(Dataset items)
+++++

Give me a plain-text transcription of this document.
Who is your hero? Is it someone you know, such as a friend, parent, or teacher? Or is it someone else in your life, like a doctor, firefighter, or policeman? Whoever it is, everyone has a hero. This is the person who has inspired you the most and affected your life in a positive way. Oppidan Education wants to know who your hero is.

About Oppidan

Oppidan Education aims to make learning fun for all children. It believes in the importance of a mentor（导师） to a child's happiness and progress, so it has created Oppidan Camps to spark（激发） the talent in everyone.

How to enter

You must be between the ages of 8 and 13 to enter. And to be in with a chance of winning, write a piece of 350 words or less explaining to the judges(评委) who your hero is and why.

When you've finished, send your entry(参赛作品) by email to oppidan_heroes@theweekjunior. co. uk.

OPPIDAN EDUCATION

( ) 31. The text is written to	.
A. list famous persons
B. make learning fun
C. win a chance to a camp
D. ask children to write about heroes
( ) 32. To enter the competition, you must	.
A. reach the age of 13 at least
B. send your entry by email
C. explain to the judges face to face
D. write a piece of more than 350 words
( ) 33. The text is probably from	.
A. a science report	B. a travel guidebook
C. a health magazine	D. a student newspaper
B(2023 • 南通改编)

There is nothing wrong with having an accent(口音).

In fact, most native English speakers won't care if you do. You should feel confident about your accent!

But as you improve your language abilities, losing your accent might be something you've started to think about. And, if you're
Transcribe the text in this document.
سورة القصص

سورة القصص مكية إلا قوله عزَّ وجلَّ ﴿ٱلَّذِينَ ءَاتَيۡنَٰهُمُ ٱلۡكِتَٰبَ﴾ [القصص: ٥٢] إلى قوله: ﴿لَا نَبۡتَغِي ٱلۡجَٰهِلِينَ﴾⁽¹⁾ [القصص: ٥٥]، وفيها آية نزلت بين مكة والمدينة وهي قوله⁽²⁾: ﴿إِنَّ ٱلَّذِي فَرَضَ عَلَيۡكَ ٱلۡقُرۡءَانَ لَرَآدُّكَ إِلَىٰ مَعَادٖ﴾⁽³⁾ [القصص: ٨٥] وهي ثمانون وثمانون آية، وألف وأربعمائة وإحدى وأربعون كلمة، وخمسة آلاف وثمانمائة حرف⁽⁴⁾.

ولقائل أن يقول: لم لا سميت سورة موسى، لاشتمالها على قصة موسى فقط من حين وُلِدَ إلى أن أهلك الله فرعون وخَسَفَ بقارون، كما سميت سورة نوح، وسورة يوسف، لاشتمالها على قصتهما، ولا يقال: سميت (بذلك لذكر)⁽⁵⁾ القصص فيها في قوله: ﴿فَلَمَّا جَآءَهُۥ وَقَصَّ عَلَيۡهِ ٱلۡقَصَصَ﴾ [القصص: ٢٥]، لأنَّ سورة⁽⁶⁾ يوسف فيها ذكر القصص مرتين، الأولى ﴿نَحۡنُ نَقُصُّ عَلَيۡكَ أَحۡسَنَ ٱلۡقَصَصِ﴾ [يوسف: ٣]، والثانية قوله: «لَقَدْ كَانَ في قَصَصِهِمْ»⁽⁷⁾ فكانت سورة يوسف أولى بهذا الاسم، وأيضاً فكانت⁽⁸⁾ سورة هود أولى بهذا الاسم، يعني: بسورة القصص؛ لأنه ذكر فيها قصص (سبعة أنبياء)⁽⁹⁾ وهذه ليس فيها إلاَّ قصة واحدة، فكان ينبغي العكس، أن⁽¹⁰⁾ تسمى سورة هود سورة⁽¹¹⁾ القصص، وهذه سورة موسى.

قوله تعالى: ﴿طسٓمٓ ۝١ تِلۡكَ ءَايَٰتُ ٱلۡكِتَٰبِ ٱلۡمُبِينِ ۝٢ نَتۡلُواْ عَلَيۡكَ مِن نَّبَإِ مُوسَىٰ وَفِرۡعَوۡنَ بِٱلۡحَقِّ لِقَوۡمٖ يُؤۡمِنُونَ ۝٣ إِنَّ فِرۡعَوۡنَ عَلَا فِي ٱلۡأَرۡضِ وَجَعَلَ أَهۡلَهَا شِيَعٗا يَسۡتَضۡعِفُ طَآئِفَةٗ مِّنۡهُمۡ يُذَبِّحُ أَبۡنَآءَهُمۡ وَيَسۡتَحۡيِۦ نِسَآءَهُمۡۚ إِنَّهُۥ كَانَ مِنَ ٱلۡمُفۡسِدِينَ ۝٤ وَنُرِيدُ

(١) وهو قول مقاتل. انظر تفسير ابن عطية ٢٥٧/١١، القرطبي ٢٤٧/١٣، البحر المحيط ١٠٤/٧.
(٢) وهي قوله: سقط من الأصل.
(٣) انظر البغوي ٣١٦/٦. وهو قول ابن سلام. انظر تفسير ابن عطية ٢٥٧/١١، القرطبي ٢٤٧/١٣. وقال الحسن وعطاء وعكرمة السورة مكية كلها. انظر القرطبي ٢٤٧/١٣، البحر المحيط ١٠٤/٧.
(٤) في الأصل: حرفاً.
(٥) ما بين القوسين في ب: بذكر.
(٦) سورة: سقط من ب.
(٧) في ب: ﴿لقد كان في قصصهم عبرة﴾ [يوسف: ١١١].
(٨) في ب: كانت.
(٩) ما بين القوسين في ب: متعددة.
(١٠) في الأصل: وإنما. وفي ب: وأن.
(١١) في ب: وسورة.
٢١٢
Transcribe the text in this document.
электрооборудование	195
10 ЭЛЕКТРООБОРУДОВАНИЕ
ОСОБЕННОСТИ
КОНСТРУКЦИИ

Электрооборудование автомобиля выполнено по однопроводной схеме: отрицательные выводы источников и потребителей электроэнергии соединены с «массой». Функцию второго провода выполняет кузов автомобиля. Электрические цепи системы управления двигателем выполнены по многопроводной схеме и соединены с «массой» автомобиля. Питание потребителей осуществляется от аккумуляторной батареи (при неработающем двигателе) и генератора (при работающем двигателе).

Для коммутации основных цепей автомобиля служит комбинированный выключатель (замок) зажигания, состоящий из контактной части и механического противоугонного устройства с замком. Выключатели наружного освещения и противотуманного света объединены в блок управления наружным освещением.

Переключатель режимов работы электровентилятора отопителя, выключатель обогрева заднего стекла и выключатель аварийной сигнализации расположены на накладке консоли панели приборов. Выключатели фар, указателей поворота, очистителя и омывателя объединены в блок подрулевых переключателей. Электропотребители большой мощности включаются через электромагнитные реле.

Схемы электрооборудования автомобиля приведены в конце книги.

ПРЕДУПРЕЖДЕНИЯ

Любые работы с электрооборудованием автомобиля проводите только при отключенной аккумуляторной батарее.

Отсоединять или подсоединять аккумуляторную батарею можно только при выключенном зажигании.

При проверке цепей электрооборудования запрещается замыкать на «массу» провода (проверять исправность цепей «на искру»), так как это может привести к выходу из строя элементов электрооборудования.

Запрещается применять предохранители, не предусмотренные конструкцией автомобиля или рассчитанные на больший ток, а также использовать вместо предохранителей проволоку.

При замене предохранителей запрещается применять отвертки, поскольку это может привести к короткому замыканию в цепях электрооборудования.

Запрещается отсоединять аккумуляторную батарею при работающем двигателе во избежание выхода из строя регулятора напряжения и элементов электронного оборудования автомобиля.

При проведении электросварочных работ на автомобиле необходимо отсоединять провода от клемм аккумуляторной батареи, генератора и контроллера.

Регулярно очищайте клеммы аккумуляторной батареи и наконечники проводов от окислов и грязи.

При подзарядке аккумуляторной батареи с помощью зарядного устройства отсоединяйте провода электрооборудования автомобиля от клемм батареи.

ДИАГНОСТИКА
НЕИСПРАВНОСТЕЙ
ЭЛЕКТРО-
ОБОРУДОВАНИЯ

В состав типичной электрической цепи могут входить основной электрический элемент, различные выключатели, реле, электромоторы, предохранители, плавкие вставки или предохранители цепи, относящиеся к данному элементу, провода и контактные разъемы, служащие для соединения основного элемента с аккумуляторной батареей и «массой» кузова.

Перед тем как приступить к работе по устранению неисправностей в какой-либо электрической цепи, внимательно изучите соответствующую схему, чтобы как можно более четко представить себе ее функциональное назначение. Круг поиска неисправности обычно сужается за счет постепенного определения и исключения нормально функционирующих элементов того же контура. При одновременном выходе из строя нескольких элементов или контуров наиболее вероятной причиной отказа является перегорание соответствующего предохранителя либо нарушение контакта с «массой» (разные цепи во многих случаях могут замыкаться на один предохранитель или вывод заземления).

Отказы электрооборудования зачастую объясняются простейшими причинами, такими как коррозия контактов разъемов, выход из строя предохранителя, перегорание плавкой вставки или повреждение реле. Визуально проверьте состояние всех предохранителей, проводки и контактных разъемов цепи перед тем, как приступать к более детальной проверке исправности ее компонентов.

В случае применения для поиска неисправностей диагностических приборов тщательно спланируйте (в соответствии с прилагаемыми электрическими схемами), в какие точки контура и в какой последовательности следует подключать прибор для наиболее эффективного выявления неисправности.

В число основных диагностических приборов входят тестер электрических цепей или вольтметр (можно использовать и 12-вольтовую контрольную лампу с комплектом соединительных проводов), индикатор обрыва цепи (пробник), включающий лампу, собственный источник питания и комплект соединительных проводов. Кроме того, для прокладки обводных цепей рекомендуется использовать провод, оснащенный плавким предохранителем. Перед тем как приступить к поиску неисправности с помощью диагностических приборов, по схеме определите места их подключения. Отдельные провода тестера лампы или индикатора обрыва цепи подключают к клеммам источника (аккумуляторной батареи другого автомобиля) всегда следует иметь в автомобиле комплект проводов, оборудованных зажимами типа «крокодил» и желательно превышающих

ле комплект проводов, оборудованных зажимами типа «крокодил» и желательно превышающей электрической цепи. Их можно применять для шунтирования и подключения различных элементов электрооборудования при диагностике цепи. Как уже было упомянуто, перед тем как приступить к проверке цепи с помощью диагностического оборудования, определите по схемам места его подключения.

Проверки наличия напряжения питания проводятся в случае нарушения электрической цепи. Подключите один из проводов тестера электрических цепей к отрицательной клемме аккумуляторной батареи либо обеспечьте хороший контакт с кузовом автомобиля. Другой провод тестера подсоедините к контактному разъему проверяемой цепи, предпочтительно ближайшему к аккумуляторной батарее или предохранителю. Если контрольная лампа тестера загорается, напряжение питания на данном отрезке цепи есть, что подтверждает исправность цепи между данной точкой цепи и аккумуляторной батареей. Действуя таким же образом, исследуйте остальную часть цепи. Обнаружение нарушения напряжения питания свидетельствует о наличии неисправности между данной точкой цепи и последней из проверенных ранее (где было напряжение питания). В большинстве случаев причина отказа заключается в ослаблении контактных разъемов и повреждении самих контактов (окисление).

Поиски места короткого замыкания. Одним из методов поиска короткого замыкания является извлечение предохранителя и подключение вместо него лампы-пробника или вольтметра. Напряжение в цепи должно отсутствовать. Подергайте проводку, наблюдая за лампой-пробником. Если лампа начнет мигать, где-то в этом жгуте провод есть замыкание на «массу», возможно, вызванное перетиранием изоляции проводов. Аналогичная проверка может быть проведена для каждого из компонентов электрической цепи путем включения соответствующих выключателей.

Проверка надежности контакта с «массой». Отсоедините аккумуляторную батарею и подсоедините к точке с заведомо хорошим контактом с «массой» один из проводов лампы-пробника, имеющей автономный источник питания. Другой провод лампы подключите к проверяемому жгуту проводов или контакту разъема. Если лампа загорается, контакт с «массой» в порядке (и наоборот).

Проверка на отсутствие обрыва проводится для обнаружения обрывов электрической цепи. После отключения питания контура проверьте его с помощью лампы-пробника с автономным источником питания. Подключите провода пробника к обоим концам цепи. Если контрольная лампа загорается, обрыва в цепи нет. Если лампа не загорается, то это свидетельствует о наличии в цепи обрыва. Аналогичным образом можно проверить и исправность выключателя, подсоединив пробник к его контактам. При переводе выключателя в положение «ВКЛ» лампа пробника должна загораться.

+++++

• Exercise requirements:
In the data above, count the lines where the word "вставки" appears; reply with the number only.

• The output:
2